WRITTEN EXERCISE: Across all the lines below, how many contain the string "JSON"? Please reply with the number only.

AVAILABLE DATA:
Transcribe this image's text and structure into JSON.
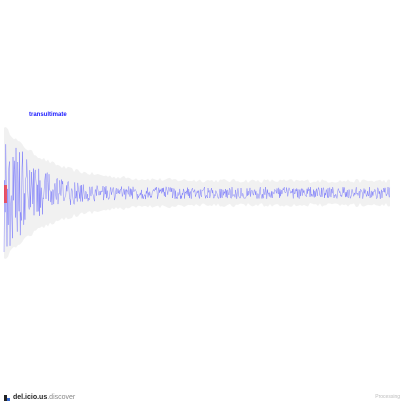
{
  "term_label": "transultimate",
  "footer": {
    "brand_name": "del.icio.us",
    "brand_suffix": ".discover",
    "credit": "Processing"
  },
  "colors": {
    "series": "#3b3bff",
    "envelope": "#e5e5e5",
    "highlight": "#ff2a2a",
    "label": "#1a1aff"
  }
}
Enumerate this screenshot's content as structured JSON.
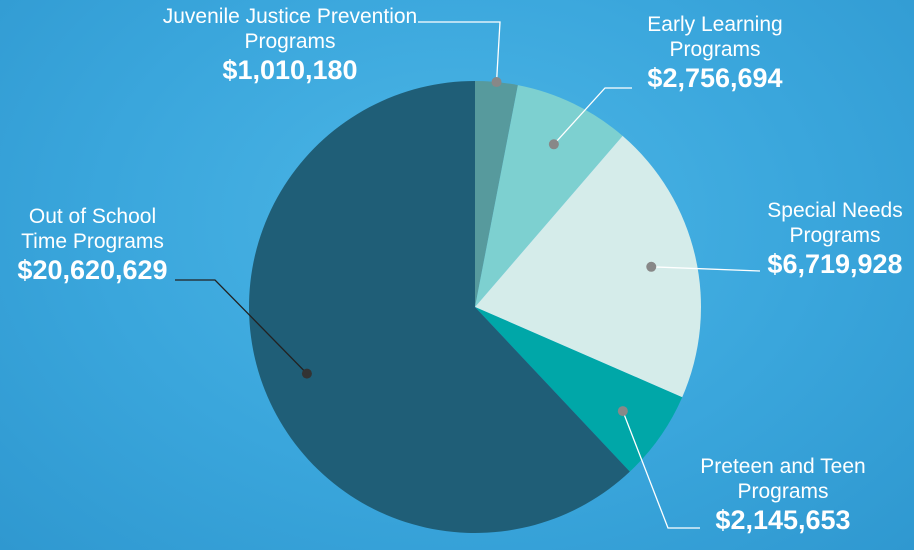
{
  "chart_data": {
    "type": "pie",
    "categories": [
      "Juvenile Justice Prevention Programs",
      "Early Learning Programs",
      "Special Needs Programs",
      "Preteen and Teen Programs",
      "Out of School Time Programs"
    ],
    "values": [
      1010180,
      2756694,
      6719928,
      2145653,
      20620629
    ],
    "value_labels": [
      "$1,010,180",
      "$2,756,694",
      "$6,719,928",
      "$2,145,653",
      "$20,620,629"
    ],
    "colors": [
      "#579a9d",
      "#7dd0d0",
      "#d5ecea",
      "#00a7a8",
      "#1f5e77"
    ]
  }
}
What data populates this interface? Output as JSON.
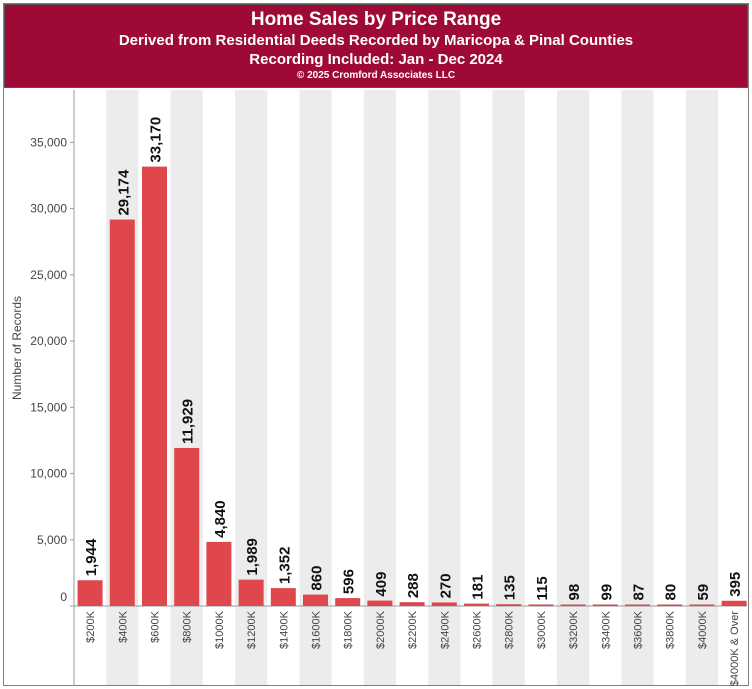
{
  "header": {
    "title": "Home Sales by Price Range",
    "subtitle1": "Derived from Residential Deeds Recorded by Maricopa & Pinal Counties",
    "subtitle2": "Recording Included: Jan - Dec 2024",
    "copyright": "© 2025 Cromford Associates LLC"
  },
  "colors": {
    "header_bg": "#9e0a35",
    "bar": "#e0474c",
    "band": "#ececec"
  },
  "chart_data": {
    "type": "bar",
    "title": "Home Sales by Price Range",
    "xlabel": "",
    "ylabel": "Number of Records",
    "ylim": [
      0,
      38500
    ],
    "yticks": [
      0,
      5000,
      10000,
      15000,
      20000,
      25000,
      30000,
      35000
    ],
    "ytick_labels": [
      "0",
      "5,000",
      "10,000",
      "15,000",
      "20,000",
      "25,000",
      "30,000",
      "35,000"
    ],
    "categories": [
      "$200K",
      "$400K",
      "$600K",
      "$800K",
      "$1000K",
      "$1200K",
      "$1400K",
      "$1600K",
      "$1800K",
      "$2000K",
      "$2200K",
      "$2400K",
      "$2600K",
      "$2800K",
      "$3000K",
      "$3200K",
      "$3400K",
      "$3600K",
      "$3800K",
      "$4000K",
      "$4000K & Over"
    ],
    "values": [
      1944,
      29174,
      33170,
      11929,
      4840,
      1989,
      1352,
      860,
      596,
      409,
      288,
      270,
      181,
      135,
      115,
      98,
      99,
      87,
      80,
      59,
      395
    ],
    "value_labels": [
      "1,944",
      "29,174",
      "33,170",
      "11,929",
      "4,840",
      "1,989",
      "1,352",
      "860",
      "596",
      "409",
      "288",
      "270",
      "181",
      "135",
      "115",
      "98",
      "99",
      "87",
      "80",
      "59",
      "395"
    ],
    "grid": false,
    "alternating_bands": true
  }
}
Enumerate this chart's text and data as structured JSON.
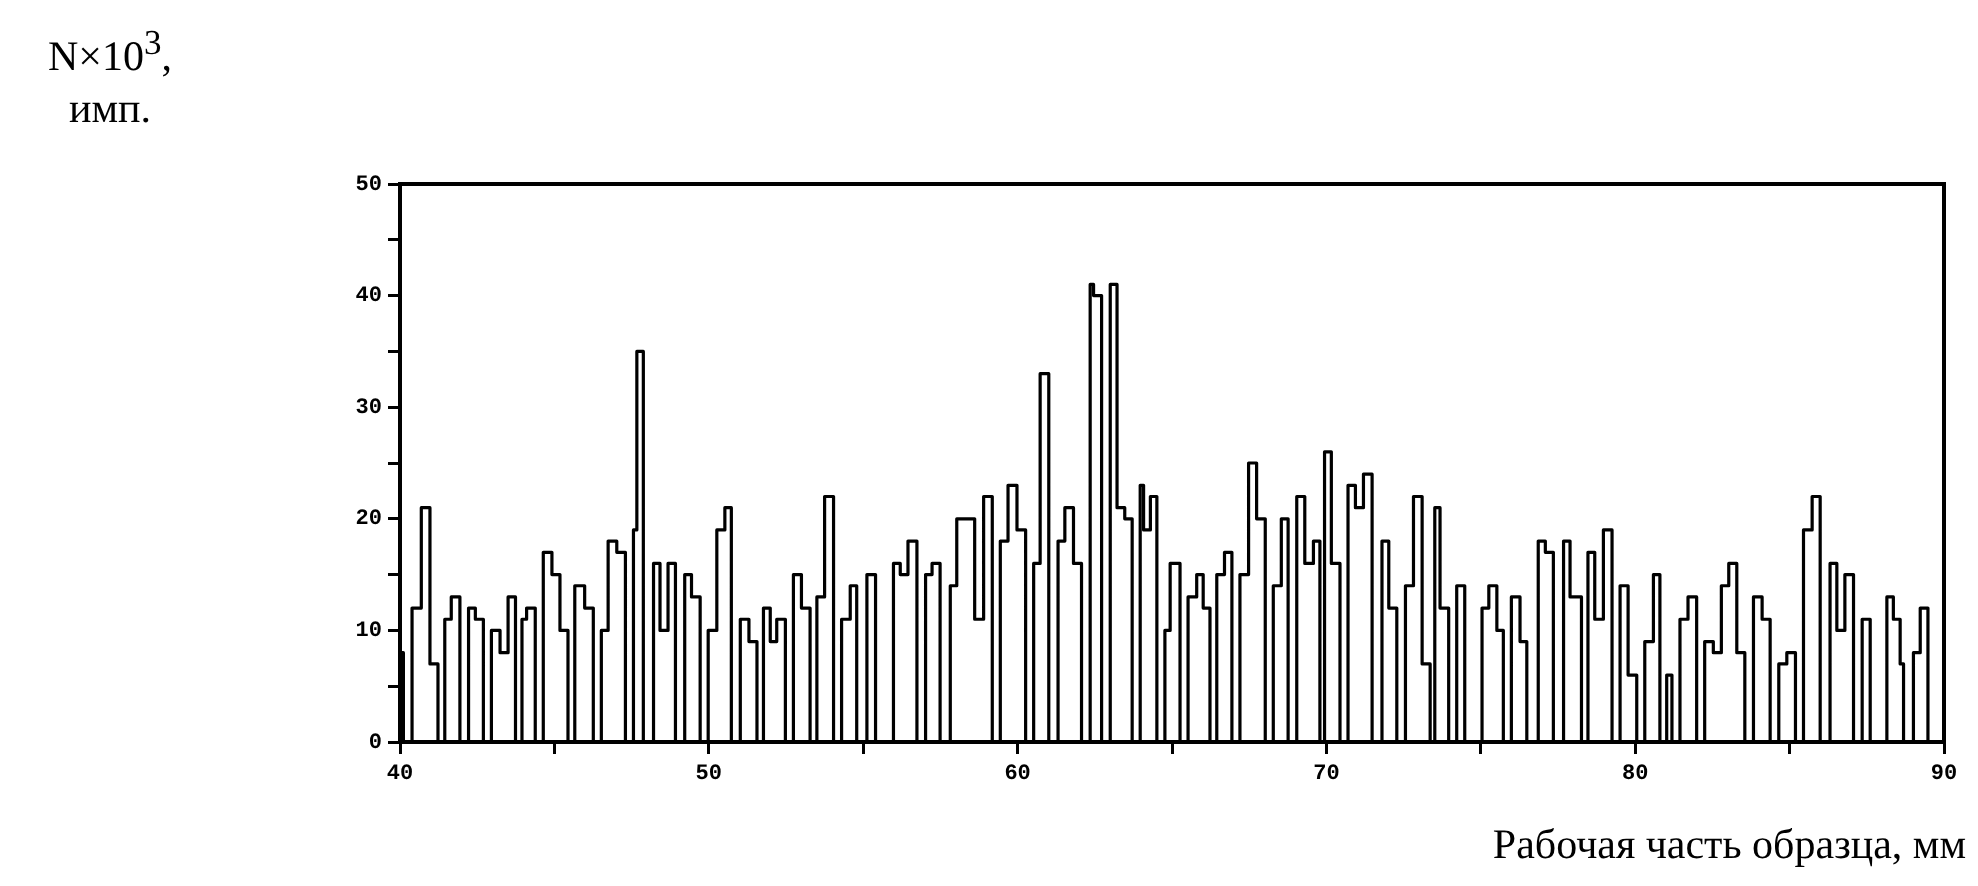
{
  "chart_data": {
    "type": "step",
    "xlabel": "Рабочая часть образца, мм",
    "ylabel": "N×10$^{3}$, имп.",
    "color": "#000000",
    "x": [
      40.0,
      40.11,
      40.39,
      40.69,
      40.97,
      41.23,
      41.45,
      41.66,
      41.94,
      42.22,
      42.44,
      42.7,
      42.96,
      43.24,
      43.5,
      43.74,
      43.95,
      44.1,
      44.38,
      44.64,
      44.92,
      45.18,
      45.44,
      45.66,
      45.98,
      46.26,
      46.52,
      46.74,
      47.02,
      47.3,
      47.56,
      47.67,
      47.88,
      48.21,
      48.42,
      48.68,
      48.92,
      49.22,
      49.44,
      49.72,
      49.98,
      50.26,
      50.52,
      50.73,
      51.02,
      51.3,
      51.56,
      51.77,
      51.99,
      52.2,
      52.48,
      52.74,
      53.0,
      53.28,
      53.5,
      53.75,
      54.04,
      54.3,
      54.58,
      54.79,
      55.12,
      55.4,
      55.98,
      56.2,
      56.45,
      56.74,
      57.02,
      57.23,
      57.49,
      57.82,
      58.03,
      58.61,
      58.9,
      59.18,
      59.44,
      59.69,
      59.98,
      60.26,
      60.52,
      60.73,
      61.01,
      61.31,
      61.53,
      61.81,
      62.07,
      62.35,
      62.46,
      62.72,
      63.0,
      63.22,
      63.47,
      63.71,
      63.97,
      64.08,
      64.3,
      64.51,
      64.77,
      64.94,
      65.26,
      65.52,
      65.8,
      66.01,
      66.23,
      66.45,
      66.7,
      66.94,
      67.2,
      67.48,
      67.74,
      68.02,
      68.28,
      68.54,
      68.76,
      69.04,
      69.3,
      69.58,
      69.79,
      69.94,
      70.16,
      70.44,
      70.7,
      70.94,
      71.2,
      71.48,
      71.8,
      72.02,
      72.28,
      72.56,
      72.82,
      73.1,
      73.36,
      73.51,
      73.68,
      73.96,
      74.22,
      74.48,
      75.04,
      75.26,
      75.52,
      75.73,
      75.99,
      76.27,
      76.49,
      76.86,
      77.09,
      77.35,
      77.68,
      77.89,
      78.26,
      78.47,
      78.69,
      78.97,
      79.25,
      79.51,
      79.77,
      80.05,
      80.31,
      80.59,
      80.8,
      81.02,
      81.19,
      81.45,
      81.71,
      81.99,
      82.25,
      82.53,
      82.79,
      83.03,
      83.29,
      83.55,
      83.83,
      84.11,
      84.37,
      84.65,
      84.91,
      85.19,
      85.45,
      85.73,
      85.99,
      86.31,
      86.53,
      86.79,
      87.07,
      87.35,
      87.61,
      88.15,
      88.36,
      88.58,
      88.69,
      89.01,
      89.23,
      89.48,
      89.72,
      90
    ],
    "values": [
      13,
      8,
      0,
      12,
      21,
      7,
      0,
      11,
      13,
      0,
      12,
      11,
      0,
      10,
      8,
      13,
      0,
      11,
      12,
      0,
      17,
      15,
      10,
      0,
      14,
      12,
      0,
      10,
      18,
      17,
      0,
      19,
      35,
      0,
      16,
      10,
      16,
      0,
      15,
      13,
      0,
      10,
      19,
      21,
      0,
      11,
      9,
      0,
      12,
      9,
      11,
      0,
      15,
      12,
      0,
      13,
      22,
      0,
      11,
      14,
      0,
      15,
      0,
      16,
      15,
      18,
      0,
      15,
      16,
      0,
      14,
      20,
      11,
      22,
      0,
      18,
      23,
      19,
      0,
      16,
      33,
      0,
      18,
      21,
      16,
      0,
      41,
      40,
      0,
      41,
      21,
      20,
      0,
      23,
      19,
      22,
      0,
      10,
      16,
      0,
      13,
      15,
      12,
      0,
      15,
      17,
      0,
      15,
      25,
      20,
      0,
      14,
      20,
      0,
      22,
      16,
      18,
      0,
      26,
      16,
      0,
      23,
      21,
      24,
      0,
      18,
      12,
      0,
      14,
      22,
      7,
      0,
      21,
      12,
      0,
      14,
      0,
      12,
      14,
      10,
      0,
      13,
      9,
      0,
      18,
      17,
      0,
      18,
      13,
      0,
      17,
      11,
      19,
      0,
      14,
      6,
      0,
      9,
      15,
      0,
      6,
      0,
      11,
      13,
      0,
      9,
      8,
      14,
      16,
      8,
      0,
      13,
      11,
      0,
      7,
      8,
      0,
      19,
      22,
      0,
      16,
      10,
      15,
      0,
      11,
      0,
      13,
      11,
      7,
      0,
      8,
      12,
      0,
      0
    ],
    "xlim": [
      40,
      90
    ],
    "ylim": [
      0,
      50
    ],
    "xticks": [
      40,
      {
        "value": 45,
        "label": null
      },
      50,
      {
        "value": 55,
        "label": null
      },
      60,
      {
        "value": 65,
        "label": null
      },
      70,
      {
        "value": 75,
        "label": null
      },
      80,
      {
        "value": 85,
        "label": null
      },
      90
    ],
    "yticks": [
      0,
      {
        "value": 5,
        "label": null
      },
      10,
      {
        "value": 15,
        "label": null
      },
      20,
      {
        "value": 25,
        "label": null
      },
      30,
      {
        "value": 35,
        "label": null
      },
      40,
      {
        "value": 45,
        "label": null
      },
      50
    ]
  }
}
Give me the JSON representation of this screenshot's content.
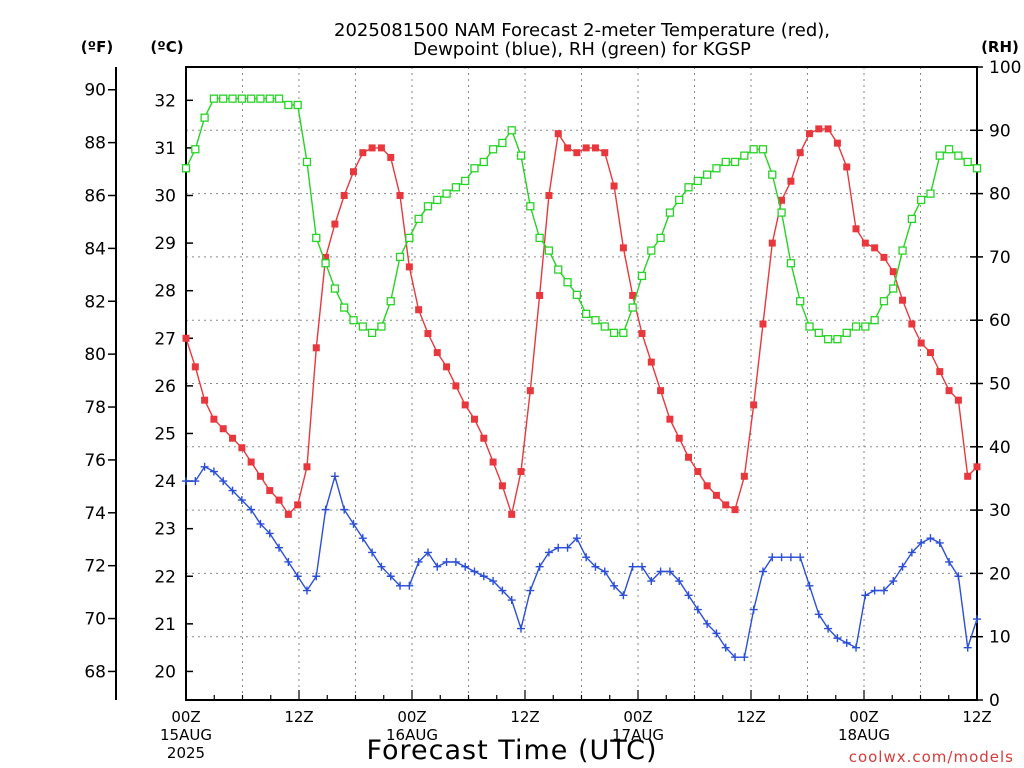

COMPLETED TASK: 5